Your objective:
Pull each line holding "subtitle" out of the entries below.

(Data excerpts)

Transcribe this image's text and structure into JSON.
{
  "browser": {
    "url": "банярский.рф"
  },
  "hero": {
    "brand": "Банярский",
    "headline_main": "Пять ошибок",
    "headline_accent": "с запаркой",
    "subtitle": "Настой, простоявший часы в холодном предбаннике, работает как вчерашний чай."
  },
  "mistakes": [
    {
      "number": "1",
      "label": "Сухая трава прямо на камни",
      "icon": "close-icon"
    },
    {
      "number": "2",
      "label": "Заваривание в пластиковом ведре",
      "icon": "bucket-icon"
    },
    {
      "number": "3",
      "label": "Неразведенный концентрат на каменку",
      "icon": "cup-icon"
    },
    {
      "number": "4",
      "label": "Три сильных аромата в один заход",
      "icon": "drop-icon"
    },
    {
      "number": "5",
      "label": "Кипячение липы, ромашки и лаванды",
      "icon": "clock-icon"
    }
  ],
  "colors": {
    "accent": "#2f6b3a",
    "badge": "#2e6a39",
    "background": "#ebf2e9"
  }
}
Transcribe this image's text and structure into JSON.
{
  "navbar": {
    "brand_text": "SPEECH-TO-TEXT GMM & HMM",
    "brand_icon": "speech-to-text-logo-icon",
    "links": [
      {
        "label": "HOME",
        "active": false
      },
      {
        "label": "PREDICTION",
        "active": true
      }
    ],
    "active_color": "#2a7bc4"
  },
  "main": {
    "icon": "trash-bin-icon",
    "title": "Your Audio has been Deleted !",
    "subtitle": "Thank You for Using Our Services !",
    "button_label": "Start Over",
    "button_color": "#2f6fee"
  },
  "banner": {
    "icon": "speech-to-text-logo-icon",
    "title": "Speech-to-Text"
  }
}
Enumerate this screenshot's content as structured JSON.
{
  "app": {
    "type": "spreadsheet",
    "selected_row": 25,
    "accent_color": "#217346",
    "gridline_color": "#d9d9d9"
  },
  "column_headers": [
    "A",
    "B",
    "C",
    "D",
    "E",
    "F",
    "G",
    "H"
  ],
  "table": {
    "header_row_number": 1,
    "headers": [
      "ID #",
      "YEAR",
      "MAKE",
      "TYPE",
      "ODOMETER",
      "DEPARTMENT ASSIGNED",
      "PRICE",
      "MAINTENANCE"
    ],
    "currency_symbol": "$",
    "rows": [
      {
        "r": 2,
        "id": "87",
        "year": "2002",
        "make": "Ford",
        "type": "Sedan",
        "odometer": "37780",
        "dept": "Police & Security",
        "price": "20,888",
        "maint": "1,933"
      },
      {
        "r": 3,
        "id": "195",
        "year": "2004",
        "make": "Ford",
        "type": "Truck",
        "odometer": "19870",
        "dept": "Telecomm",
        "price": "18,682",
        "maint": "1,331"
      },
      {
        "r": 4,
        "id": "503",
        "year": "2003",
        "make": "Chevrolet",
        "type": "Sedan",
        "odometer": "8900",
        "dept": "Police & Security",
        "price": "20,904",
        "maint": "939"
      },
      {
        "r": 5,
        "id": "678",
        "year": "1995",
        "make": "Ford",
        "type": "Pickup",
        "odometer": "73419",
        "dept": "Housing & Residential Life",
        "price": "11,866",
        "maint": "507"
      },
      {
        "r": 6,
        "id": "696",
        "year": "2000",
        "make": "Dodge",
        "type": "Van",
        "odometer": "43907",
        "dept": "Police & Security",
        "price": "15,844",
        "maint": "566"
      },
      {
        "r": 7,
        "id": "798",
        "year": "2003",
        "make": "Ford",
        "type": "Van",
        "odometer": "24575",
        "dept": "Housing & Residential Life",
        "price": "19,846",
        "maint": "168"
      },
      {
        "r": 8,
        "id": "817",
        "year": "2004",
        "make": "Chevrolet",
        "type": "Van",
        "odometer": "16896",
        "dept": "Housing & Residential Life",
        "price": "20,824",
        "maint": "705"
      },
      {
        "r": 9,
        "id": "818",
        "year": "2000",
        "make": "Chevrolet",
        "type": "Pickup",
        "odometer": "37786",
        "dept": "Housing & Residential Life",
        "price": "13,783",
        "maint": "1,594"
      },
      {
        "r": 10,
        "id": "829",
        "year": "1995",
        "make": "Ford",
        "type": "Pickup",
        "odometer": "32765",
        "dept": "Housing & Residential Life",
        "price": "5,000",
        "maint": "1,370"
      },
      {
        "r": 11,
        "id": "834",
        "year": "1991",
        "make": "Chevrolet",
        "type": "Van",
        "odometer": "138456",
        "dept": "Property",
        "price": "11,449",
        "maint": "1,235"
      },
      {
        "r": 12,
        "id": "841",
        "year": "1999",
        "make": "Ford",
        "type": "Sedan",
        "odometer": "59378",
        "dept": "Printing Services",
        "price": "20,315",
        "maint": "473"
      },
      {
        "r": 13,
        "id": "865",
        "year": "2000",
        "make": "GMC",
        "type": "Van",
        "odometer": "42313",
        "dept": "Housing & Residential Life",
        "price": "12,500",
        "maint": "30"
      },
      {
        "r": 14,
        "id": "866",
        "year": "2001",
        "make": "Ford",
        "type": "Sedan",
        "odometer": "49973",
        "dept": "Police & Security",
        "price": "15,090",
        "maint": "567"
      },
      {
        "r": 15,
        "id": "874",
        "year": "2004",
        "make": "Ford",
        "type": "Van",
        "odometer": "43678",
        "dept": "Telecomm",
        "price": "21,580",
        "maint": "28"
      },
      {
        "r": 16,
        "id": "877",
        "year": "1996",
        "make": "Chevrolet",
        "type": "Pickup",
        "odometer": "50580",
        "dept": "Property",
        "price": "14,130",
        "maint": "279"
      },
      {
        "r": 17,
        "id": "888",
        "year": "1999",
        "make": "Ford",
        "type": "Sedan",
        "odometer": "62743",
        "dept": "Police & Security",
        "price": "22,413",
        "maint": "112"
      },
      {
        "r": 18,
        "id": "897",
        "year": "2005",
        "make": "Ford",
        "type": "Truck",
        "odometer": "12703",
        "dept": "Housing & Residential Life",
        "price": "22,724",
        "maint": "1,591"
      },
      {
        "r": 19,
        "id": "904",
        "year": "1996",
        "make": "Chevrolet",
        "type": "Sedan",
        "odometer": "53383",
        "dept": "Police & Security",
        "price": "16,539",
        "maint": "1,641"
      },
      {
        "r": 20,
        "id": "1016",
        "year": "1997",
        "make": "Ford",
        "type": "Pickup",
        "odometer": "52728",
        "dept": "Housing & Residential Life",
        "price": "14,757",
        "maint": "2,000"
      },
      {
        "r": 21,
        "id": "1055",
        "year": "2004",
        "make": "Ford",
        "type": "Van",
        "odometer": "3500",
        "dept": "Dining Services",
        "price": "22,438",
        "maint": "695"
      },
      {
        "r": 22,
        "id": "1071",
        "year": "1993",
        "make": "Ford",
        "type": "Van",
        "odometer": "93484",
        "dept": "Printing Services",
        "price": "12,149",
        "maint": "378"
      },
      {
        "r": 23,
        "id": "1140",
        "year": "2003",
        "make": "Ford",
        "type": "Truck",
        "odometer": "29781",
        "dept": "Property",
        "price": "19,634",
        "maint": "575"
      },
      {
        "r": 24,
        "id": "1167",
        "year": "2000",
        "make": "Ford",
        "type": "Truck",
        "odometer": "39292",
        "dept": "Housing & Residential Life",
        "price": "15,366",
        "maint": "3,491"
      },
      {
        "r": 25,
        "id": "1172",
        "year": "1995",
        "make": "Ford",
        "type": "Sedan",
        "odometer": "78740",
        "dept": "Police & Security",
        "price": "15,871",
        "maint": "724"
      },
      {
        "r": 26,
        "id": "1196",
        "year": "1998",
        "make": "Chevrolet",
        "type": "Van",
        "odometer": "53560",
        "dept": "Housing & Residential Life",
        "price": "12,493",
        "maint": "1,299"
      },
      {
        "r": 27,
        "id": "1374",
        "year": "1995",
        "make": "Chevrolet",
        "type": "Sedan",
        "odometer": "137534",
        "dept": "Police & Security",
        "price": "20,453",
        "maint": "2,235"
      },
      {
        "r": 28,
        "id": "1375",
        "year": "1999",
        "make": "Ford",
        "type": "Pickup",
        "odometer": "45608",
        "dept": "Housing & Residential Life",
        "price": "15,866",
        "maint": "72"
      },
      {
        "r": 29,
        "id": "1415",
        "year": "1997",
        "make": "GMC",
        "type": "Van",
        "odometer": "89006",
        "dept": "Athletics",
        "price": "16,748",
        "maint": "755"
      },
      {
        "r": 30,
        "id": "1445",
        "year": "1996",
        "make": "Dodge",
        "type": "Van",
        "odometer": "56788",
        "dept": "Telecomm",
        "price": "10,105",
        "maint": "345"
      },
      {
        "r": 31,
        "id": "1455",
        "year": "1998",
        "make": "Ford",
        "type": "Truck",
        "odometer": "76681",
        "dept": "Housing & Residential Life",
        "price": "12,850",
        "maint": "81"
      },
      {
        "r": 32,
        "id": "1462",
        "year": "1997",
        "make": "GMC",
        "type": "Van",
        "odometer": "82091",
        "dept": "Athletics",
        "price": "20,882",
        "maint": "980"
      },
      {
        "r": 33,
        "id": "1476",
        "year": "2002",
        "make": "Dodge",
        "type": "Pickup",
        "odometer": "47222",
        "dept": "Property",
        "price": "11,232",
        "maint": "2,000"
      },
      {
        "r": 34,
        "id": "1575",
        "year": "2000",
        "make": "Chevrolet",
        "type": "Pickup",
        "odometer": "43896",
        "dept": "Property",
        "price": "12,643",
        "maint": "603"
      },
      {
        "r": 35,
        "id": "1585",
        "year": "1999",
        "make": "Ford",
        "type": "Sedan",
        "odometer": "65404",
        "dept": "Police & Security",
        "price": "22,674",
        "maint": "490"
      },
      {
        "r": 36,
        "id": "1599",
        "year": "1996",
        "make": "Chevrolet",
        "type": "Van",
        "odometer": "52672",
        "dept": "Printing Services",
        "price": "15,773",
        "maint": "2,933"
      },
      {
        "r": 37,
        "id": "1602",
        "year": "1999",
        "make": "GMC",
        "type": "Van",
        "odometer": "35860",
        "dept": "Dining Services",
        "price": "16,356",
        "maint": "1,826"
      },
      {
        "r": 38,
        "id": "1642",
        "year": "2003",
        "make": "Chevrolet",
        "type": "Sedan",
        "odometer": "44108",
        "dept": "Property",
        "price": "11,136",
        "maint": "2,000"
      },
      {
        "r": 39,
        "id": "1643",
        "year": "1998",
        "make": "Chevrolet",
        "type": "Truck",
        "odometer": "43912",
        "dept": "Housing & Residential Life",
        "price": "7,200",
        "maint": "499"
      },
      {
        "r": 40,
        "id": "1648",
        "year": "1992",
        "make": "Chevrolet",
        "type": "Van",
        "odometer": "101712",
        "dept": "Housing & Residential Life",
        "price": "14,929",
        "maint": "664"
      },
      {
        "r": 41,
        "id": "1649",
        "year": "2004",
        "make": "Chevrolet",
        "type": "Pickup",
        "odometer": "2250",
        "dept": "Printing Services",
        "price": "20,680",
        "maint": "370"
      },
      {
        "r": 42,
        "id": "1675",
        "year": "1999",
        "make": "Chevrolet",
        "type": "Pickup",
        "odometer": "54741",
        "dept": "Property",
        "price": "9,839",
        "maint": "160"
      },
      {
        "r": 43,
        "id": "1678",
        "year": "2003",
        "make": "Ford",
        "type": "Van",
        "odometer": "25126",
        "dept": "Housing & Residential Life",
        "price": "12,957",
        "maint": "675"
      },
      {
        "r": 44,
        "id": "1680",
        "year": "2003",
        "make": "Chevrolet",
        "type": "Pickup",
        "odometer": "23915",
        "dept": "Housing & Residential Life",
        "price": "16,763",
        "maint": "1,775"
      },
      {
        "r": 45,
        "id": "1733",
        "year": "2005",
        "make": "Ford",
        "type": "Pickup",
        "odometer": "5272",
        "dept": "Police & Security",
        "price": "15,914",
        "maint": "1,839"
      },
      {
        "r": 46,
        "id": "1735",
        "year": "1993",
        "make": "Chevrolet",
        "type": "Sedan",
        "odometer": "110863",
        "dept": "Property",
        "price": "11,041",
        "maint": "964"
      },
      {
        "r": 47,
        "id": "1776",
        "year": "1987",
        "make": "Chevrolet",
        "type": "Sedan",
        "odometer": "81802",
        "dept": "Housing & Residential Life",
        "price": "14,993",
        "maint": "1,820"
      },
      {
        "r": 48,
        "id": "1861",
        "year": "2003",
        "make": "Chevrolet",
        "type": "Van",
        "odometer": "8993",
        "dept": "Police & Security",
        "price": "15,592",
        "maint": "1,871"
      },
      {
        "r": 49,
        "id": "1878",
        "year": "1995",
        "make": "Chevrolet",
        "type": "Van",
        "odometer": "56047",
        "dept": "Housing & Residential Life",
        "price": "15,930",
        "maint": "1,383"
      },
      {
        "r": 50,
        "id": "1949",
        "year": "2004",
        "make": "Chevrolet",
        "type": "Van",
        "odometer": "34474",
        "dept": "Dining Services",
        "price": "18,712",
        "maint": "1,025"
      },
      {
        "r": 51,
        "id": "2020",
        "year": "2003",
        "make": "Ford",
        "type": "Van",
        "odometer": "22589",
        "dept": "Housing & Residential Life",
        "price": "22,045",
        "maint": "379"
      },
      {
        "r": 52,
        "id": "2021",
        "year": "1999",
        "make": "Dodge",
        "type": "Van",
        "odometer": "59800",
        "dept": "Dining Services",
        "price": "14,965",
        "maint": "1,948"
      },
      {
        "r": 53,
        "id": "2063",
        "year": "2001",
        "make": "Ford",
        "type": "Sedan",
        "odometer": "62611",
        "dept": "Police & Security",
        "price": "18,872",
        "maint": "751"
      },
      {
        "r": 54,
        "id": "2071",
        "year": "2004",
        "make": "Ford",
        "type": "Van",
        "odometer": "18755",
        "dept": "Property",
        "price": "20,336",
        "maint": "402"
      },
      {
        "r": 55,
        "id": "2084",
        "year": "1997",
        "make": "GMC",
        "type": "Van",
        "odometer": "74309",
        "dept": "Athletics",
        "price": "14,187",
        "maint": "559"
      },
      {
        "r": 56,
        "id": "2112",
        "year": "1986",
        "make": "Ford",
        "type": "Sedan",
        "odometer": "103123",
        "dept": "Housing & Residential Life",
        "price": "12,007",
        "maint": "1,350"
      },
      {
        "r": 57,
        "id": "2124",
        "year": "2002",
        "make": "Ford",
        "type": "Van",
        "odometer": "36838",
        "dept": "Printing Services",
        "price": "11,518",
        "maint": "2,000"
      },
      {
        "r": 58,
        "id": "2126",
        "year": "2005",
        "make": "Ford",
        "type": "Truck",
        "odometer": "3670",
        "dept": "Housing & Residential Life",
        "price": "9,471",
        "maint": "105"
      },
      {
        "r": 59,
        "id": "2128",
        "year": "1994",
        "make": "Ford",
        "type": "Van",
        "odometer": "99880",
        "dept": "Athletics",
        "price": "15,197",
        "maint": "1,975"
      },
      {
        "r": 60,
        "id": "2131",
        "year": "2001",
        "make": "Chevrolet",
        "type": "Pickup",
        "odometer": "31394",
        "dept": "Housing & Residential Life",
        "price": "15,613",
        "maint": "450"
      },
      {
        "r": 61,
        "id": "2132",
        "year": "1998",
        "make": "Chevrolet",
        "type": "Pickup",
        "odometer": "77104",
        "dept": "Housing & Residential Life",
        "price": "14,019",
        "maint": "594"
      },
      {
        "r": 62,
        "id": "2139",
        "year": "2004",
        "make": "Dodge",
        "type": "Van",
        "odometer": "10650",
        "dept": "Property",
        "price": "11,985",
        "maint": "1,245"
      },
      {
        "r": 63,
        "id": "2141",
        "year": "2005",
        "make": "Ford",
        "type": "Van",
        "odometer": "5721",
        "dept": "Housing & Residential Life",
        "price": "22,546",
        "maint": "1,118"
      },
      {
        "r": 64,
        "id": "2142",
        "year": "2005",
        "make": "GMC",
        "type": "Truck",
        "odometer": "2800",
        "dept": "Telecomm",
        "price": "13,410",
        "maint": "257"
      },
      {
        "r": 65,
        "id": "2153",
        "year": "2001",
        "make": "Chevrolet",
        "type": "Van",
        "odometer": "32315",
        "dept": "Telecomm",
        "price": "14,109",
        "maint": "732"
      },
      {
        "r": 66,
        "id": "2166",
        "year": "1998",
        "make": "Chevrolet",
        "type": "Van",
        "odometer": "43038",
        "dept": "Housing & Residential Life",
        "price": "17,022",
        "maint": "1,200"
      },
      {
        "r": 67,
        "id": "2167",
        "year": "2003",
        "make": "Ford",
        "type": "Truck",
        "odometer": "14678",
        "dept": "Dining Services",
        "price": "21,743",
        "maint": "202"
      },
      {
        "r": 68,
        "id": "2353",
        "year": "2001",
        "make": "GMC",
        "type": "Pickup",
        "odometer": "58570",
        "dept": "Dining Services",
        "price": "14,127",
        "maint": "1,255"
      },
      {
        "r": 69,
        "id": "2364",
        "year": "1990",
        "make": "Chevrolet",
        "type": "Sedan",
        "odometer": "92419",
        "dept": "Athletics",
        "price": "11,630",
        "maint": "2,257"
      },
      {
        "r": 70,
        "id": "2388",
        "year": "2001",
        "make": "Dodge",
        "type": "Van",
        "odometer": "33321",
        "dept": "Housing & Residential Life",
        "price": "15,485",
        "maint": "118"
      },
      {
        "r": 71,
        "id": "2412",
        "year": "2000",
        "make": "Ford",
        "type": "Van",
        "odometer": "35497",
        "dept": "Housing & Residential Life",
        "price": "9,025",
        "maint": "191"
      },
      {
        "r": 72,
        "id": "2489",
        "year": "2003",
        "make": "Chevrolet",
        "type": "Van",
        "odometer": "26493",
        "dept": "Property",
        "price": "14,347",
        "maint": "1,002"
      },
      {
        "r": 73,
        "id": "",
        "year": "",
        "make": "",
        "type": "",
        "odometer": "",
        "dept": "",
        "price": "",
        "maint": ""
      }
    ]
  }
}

The response:
    "subtitle": "Настой, простоявший часы в холодном предбаннике, работает как вчерашний чай."
    "subtitle": "Thank You for Using Our Services !",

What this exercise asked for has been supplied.